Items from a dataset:

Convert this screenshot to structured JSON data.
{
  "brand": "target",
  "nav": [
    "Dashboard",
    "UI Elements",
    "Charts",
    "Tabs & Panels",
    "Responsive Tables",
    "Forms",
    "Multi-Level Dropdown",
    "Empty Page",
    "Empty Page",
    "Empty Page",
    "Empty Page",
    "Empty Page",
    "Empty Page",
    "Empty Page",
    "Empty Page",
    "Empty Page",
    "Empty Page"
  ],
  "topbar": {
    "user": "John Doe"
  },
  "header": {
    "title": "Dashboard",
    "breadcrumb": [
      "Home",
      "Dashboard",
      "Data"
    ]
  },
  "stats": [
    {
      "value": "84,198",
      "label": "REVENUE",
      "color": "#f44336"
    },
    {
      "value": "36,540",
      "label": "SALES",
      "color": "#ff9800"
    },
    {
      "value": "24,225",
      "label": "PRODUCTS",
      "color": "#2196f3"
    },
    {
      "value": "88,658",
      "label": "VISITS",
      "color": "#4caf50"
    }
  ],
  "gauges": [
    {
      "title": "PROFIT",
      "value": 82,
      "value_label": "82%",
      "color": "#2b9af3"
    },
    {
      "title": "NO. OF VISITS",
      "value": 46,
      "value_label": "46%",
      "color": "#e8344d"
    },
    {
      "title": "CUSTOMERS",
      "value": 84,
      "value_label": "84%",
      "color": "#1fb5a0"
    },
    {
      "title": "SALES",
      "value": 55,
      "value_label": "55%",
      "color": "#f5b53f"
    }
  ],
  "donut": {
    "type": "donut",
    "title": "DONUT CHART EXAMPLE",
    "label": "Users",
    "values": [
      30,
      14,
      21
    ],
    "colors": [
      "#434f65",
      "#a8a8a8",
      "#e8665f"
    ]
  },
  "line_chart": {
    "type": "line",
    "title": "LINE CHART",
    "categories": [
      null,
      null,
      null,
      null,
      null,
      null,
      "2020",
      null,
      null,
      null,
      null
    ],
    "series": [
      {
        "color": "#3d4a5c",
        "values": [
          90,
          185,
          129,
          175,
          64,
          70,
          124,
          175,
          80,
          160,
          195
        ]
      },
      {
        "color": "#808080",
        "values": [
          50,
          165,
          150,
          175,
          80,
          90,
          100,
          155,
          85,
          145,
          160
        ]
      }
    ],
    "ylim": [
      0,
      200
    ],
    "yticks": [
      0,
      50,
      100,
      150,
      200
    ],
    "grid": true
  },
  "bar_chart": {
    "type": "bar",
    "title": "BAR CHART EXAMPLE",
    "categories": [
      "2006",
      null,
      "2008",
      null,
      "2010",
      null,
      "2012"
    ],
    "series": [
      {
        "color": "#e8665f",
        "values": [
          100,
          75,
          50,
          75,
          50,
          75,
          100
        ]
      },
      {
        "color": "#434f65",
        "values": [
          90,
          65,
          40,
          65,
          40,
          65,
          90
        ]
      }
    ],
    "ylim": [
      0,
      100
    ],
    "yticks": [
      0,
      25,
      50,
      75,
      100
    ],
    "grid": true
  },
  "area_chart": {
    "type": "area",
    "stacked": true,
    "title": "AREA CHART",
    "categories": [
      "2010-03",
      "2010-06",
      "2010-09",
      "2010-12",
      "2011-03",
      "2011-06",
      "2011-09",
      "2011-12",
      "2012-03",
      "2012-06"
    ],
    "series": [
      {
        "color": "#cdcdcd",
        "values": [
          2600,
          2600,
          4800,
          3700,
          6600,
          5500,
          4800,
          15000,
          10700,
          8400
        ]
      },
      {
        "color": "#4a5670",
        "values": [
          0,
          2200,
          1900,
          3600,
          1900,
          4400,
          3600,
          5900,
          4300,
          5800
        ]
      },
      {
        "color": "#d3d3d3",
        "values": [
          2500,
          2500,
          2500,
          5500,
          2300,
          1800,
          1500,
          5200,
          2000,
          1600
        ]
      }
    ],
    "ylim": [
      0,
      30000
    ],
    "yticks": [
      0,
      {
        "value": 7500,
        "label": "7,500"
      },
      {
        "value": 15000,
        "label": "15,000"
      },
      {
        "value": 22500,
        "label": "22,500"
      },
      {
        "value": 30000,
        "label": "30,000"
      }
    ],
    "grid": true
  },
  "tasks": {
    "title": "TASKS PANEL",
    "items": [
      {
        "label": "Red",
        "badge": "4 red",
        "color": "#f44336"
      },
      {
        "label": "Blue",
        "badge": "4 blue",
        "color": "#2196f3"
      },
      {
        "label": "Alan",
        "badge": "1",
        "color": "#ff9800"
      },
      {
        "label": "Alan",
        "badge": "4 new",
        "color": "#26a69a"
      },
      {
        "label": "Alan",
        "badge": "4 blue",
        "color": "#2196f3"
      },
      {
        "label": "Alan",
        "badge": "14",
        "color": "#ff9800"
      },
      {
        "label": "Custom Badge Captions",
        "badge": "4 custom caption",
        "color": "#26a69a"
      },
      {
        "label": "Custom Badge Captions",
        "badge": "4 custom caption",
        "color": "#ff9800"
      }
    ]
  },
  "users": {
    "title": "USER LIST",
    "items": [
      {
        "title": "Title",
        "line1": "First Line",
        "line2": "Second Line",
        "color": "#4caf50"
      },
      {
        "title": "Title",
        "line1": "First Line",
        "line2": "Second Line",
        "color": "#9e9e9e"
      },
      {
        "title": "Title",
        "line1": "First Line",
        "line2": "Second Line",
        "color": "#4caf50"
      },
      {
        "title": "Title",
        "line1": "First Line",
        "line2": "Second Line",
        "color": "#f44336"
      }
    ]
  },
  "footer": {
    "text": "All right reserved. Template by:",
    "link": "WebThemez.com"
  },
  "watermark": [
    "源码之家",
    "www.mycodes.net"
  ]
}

• [EXERCISE BRIEF]:
Provide all the records again, word for word.

• [CORRECT ANSWER]:
Convert this screenshot to structured JSON data.
{
  "brand": "target",
  "nav": [
    "Dashboard",
    "UI Elements",
    "Charts",
    "Tabs & Panels",
    "Responsive Tables",
    "Forms",
    "Multi-Level Dropdown",
    "Empty Page",
    "Empty Page",
    "Empty Page",
    "Empty Page",
    "Empty Page",
    "Empty Page",
    "Empty Page",
    "Empty Page",
    "Empty Page",
    "Empty Page"
  ],
  "topbar": {
    "user": "John Doe"
  },
  "header": {
    "title": "Dashboard",
    "breadcrumb": [
      "Home",
      "Dashboard",
      "Data"
    ]
  },
  "stats": [
    {
      "value": "84,198",
      "label": "REVENUE",
      "color": "#f44336"
    },
    {
      "value": "36,540",
      "label": "SALES",
      "color": "#ff9800"
    },
    {
      "value": "24,225",
      "label": "PRODUCTS",
      "color": "#2196f3"
    },
    {
      "value": "88,658",
      "label": "VISITS",
      "color": "#4caf50"
    }
  ],
  "gauges": [
    {
      "title": "PROFIT",
      "value": 82,
      "value_label": "82%",
      "color": "#2b9af3"
    },
    {
      "title": "NO. OF VISITS",
      "value": 46,
      "value_label": "46%",
      "color": "#e8344d"
    },
    {
      "title": "CUSTOMERS",
      "value": 84,
      "value_label": "84%",
      "color": "#1fb5a0"
    },
    {
      "title": "SALES",
      "value": 55,
      "value_label": "55%",
      "color": "#f5b53f"
    }
  ],
  "donut": {
    "type": "donut",
    "title": "DONUT CHART EXAMPLE",
    "label": "Users",
    "values": [
      30,
      14,
      21
    ],
    "colors": [
      "#434f65",
      "#a8a8a8",
      "#e8665f"
    ]
  },
  "line_chart": {
    "type": "line",
    "title": "LINE CHART",
    "categories": [
      null,
      null,
      null,
      null,
      null,
      null,
      "2020",
      null,
      null,
      null,
      null
    ],
    "series": [
      {
        "color": "#3d4a5c",
        "values": [
          90,
          185,
          129,
          175,
          64,
          70,
          124,
          175,
          80,
          160,
          195
        ]
      },
      {
        "color": "#808080",
        "values": [
          50,
          165,
          150,
          175,
          80,
          90,
          100,
          155,
          85,
          145,
          160
        ]
      }
    ],
    "ylim": [
      0,
      200
    ],
    "yticks": [
      0,
      50,
      100,
      150,
      200
    ],
    "grid": true
  },
  "bar_chart": {
    "type": "bar",
    "title": "BAR CHART EXAMPLE",
    "categories": [
      "2006",
      null,
      "2008",
      null,
      "2010",
      null,
      "2012"
    ],
    "series": [
      {
        "color": "#e8665f",
        "values": [
          100,
          75,
          50,
          75,
          50,
          75,
          100
        ]
      },
      {
        "color": "#434f65",
        "values": [
          90,
          65,
          40,
          65,
          40,
          65,
          90
        ]
      }
    ],
    "ylim": [
      0,
      100
    ],
    "yticks": [
      0,
      25,
      50,
      75,
      100
    ],
    "grid": true
  },
  "area_chart": {
    "type": "area",
    "stacked": true,
    "title": "AREA CHART",
    "categories": [
      "2010-03",
      "2010-06",
      "2010-09",
      "2010-12",
      "2011-03",
      "2011-06",
      "2011-09",
      "2011-12",
      "2012-03",
      "2012-06"
    ],
    "series": [
      {
        "color": "#cdcdcd",
        "values": [
          2600,
          2600,
          4800,
          3700,
          6600,
          5500,
          4800,
          15000,
          10700,
          8400
        ]
      },
      {
        "color": "#4a5670",
        "values": [
          0,
          2200,
          1900,
          3600,
          1900,
          4400,
          3600,
          5900,
          4300,
          5800
        ]
      },
      {
        "color": "#d3d3d3",
        "values": [
          2500,
          2500,
          2500,
          5500,
          2300,
          1800,
          1500,
          5200,
          2000,
          1600
        ]
      }
    ],
    "ylim": [
      0,
      30000
    ],
    "yticks": [
      0,
      {
        "value": 7500,
        "label": "7,500"
      },
      {
        "value": 15000,
        "label": "15,000"
      },
      {
        "value": 22500,
        "label": "22,500"
      },
      {
        "value": 30000,
        "label": "30,000"
      }
    ],
    "grid": true
  },
  "tasks": {
    "title": "TASKS PANEL",
    "items": [
      {
        "label": "Red",
        "badge": "4 red",
        "color": "#f44336"
      },
      {
        "label": "Blue",
        "badge": "4 blue",
        "color": "#2196f3"
      },
      {
        "label": "Alan",
        "badge": "1",
        "color": "#ff9800"
      },
      {
        "label": "Alan",
        "badge": "4 new",
        "color": "#26a69a"
      },
      {
        "label": "Alan",
        "badge": "4 blue",
        "color": "#2196f3"
      },
      {
        "label": "Alan",
        "badge": "14",
        "color": "#ff9800"
      },
      {
        "label": "Custom Badge Captions",
        "badge": "4 custom caption",
        "color": "#26a69a"
      },
      {
        "label": "Custom Badge Captions",
        "badge": "4 custom caption",
        "color": "#ff9800"
      }
    ]
  },
  "users": {
    "title": "USER LIST",
    "items": [
      {
        "title": "Title",
        "line1": "First Line",
        "line2": "Second Line",
        "color": "#4caf50"
      },
      {
        "title": "Title",
        "line1": "First Line",
        "line2": "Second Line",
        "color": "#9e9e9e"
      },
      {
        "title": "Title",
        "line1": "First Line",
        "line2": "Second Line",
        "color": "#4caf50"
      },
      {
        "title": "Title",
        "line1": "First Line",
        "line2": "Second Line",
        "color": "#f44336"
      }
    ]
  },
  "footer": {
    "text": "All right reserved. Template by:",
    "link": "WebThemez.com"
  },
  "watermark": [
    "源码之家",
    "www.mycodes.net"
  ]
}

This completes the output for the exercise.